_What to do_.
Only lines holding the word "Vorbehalt" should be copied from the material.

_Material provided_.
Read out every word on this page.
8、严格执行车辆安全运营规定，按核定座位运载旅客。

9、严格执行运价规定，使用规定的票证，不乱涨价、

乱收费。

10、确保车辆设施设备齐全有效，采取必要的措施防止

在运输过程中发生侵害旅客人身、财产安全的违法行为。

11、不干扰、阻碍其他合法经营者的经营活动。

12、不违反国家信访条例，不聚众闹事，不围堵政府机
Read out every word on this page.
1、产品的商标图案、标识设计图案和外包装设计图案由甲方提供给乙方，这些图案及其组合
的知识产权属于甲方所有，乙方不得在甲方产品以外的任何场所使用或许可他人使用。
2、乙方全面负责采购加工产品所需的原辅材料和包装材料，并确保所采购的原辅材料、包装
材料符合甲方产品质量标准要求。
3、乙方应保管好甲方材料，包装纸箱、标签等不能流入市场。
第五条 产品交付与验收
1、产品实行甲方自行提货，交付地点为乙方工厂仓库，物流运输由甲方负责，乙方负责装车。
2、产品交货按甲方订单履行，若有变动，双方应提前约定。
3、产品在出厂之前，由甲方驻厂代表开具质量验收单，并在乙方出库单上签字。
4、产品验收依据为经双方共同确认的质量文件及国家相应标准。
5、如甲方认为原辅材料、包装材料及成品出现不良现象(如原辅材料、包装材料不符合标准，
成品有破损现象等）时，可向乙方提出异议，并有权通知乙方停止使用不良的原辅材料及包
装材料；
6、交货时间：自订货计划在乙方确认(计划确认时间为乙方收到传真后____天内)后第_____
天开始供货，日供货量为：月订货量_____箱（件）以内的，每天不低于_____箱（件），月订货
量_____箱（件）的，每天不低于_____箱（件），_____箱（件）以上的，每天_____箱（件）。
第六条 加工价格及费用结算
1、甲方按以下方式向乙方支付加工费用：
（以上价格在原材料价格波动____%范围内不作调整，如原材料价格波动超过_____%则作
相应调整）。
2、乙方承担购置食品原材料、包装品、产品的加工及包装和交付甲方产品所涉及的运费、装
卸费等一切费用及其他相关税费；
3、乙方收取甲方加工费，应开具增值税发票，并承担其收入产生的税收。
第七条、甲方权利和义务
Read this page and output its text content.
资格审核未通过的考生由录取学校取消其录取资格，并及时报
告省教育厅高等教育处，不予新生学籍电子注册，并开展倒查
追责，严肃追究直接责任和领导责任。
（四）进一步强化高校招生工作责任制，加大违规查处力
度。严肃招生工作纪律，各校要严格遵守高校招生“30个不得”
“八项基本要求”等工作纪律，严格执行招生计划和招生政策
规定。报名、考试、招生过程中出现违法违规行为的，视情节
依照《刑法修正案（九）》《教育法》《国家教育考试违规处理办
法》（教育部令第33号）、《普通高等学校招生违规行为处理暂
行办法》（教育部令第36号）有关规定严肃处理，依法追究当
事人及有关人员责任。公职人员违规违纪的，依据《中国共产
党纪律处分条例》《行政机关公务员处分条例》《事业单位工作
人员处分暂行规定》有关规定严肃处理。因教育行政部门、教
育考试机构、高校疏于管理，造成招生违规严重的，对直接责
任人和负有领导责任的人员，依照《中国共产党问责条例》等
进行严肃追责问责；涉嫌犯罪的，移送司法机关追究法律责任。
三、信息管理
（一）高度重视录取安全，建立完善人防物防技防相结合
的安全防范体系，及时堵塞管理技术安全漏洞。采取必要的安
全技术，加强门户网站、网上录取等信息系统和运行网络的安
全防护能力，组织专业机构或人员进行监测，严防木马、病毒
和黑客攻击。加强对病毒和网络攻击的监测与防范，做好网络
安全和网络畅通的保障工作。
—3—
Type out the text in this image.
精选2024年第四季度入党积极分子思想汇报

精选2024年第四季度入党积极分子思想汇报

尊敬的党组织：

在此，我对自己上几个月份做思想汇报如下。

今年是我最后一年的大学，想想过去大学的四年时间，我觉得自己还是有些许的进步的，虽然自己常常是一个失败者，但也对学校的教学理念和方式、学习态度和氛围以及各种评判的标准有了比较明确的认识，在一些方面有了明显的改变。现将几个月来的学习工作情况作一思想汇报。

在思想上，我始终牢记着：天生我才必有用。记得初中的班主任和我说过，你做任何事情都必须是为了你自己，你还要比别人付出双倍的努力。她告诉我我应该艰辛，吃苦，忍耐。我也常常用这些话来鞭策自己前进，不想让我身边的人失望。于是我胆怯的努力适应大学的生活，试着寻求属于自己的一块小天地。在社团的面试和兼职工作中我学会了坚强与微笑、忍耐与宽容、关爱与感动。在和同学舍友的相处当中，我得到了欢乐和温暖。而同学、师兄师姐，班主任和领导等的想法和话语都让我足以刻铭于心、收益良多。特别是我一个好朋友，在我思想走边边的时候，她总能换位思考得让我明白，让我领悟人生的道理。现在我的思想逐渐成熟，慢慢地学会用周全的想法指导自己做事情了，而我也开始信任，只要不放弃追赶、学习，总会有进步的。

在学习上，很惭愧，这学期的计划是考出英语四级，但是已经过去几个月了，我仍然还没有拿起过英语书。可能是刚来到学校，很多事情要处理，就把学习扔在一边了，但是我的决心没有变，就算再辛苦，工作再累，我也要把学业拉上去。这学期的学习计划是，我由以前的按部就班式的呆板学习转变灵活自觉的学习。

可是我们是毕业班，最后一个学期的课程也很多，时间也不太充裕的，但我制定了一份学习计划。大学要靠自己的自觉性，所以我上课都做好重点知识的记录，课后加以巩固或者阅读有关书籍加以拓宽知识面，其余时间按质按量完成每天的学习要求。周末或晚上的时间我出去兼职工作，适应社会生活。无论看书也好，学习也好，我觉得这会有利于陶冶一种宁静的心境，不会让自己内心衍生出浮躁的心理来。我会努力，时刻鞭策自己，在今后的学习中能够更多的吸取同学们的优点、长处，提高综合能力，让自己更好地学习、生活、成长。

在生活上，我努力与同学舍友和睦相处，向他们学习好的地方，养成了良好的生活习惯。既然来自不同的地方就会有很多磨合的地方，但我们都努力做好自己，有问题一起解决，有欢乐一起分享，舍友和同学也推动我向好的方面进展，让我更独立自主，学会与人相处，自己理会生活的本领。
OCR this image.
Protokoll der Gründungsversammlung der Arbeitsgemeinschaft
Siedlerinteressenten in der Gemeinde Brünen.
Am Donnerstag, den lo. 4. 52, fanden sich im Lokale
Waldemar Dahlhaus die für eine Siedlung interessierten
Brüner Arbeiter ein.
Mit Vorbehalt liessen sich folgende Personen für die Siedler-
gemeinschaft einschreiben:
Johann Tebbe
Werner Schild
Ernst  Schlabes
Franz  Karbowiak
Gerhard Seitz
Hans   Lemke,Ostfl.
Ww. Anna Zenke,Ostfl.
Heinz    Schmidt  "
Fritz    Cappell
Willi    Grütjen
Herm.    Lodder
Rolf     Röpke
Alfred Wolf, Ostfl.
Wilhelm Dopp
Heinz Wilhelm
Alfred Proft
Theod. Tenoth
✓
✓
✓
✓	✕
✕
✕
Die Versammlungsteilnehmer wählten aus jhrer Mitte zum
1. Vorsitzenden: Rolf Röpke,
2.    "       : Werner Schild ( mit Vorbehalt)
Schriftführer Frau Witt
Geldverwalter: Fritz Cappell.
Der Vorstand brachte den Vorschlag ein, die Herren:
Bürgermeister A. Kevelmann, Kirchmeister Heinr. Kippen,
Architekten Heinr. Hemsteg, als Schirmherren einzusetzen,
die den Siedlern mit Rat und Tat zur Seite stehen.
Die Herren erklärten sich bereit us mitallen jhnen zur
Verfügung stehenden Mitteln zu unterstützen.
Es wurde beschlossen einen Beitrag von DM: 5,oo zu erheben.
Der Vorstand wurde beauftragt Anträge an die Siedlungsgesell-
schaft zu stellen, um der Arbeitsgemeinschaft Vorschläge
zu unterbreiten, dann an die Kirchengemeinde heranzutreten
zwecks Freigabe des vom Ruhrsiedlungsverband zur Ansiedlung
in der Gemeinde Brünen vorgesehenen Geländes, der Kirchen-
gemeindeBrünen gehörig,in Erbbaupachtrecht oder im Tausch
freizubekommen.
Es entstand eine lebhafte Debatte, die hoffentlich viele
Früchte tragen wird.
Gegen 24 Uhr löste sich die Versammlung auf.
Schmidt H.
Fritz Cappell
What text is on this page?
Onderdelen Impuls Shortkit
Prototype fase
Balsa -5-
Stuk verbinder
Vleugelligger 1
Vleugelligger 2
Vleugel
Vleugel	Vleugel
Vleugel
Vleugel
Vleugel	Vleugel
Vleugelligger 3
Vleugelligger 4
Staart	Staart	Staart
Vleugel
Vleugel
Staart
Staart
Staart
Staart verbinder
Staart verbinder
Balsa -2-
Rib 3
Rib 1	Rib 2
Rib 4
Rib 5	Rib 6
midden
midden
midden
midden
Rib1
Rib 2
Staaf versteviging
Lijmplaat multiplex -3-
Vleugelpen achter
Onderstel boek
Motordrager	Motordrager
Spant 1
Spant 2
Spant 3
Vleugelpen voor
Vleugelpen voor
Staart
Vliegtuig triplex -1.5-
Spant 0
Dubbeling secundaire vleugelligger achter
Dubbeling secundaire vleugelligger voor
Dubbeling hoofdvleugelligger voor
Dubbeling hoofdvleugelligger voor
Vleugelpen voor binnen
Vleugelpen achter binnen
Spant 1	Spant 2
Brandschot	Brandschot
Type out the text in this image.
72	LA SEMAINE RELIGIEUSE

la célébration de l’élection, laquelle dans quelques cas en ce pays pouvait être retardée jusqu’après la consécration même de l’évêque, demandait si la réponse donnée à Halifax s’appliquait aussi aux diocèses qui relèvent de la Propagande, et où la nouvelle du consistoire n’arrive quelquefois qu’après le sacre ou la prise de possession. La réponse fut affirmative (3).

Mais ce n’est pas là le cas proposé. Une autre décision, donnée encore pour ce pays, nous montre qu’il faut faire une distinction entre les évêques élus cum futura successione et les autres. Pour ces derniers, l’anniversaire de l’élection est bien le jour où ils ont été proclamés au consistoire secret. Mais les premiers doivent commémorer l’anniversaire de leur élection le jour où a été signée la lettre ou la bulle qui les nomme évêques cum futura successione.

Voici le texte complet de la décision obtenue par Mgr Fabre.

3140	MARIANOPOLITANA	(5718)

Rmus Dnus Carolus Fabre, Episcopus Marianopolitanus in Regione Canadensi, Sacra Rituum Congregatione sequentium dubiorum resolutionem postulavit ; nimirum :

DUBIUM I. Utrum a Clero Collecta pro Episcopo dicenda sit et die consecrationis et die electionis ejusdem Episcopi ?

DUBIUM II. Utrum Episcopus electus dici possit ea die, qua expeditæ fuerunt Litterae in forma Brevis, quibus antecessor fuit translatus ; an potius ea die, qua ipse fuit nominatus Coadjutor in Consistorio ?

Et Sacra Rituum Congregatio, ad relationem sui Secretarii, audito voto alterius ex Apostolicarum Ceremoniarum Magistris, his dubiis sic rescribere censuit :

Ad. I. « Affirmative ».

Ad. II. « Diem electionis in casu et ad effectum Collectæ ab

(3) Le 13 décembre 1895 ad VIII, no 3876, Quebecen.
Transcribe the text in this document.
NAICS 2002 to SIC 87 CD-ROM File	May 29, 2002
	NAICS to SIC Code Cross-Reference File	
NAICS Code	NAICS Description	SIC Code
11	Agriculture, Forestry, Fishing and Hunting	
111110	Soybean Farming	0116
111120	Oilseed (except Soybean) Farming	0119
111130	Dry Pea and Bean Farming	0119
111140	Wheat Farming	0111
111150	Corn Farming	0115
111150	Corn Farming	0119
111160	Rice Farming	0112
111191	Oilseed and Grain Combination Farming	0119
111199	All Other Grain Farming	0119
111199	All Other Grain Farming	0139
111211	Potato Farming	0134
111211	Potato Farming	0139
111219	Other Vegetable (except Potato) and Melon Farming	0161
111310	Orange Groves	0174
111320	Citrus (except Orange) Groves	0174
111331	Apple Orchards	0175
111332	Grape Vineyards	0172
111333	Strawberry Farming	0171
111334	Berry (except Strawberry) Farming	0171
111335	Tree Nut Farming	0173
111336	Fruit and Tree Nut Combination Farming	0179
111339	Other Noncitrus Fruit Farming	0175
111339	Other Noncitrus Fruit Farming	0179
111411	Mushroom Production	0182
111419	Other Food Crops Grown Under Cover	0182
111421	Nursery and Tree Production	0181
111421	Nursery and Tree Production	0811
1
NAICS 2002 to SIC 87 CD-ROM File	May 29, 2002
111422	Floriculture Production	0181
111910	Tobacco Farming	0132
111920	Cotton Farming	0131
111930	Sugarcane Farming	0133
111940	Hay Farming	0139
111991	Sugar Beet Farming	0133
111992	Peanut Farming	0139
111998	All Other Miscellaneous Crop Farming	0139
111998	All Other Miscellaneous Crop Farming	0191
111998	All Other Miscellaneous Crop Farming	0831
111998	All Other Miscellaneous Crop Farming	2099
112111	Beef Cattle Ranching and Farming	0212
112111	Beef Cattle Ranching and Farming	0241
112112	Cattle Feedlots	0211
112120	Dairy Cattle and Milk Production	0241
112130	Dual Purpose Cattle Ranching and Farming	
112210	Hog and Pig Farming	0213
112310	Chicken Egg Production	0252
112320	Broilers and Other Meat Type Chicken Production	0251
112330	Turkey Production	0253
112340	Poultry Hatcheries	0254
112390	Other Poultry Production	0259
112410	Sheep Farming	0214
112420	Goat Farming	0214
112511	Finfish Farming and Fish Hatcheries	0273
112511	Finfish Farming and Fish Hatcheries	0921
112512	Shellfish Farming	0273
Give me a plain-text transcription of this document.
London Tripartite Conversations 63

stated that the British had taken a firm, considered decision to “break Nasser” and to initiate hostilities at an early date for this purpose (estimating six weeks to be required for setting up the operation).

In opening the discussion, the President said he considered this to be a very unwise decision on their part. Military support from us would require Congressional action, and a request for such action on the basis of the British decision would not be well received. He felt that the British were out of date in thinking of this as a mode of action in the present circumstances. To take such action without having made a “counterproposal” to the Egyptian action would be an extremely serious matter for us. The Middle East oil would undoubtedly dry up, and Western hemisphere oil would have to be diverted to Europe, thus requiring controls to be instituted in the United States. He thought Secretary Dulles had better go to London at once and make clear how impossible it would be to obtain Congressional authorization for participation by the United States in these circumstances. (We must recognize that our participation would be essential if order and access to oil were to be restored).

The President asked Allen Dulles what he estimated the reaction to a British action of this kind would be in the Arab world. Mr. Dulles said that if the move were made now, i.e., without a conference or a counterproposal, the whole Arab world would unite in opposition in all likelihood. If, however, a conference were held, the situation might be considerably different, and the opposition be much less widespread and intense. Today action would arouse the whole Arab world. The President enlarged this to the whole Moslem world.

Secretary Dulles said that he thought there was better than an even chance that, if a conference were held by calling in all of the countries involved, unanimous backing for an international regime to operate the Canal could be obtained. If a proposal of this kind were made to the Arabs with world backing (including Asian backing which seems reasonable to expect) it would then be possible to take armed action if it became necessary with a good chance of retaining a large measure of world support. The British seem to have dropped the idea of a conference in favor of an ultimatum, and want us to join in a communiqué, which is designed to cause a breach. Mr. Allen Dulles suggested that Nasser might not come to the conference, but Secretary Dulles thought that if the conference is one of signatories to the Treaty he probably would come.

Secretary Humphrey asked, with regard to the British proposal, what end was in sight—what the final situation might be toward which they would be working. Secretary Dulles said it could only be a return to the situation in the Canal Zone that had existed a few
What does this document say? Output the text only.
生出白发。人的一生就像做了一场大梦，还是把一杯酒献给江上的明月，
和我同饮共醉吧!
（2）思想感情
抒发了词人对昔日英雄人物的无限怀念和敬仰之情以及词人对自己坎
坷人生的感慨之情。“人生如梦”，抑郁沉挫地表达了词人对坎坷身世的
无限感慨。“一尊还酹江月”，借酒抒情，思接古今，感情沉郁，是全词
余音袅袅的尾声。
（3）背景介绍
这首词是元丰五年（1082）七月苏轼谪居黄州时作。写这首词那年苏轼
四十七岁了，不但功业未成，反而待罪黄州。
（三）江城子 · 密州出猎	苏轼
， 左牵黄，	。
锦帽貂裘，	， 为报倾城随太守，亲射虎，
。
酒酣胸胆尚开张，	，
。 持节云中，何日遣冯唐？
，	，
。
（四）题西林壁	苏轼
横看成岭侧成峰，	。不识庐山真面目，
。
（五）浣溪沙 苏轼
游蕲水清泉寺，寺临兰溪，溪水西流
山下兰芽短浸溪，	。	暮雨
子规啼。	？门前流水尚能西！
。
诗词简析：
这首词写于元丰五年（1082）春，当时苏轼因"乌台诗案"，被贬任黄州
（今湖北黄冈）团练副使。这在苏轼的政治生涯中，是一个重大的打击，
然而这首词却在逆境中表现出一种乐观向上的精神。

_Result of this exercise_.
Mit Vorbehalt liessen sich folgende Personen für die Siedler-
2.    "       : Werner Schild ( mit Vorbehalt)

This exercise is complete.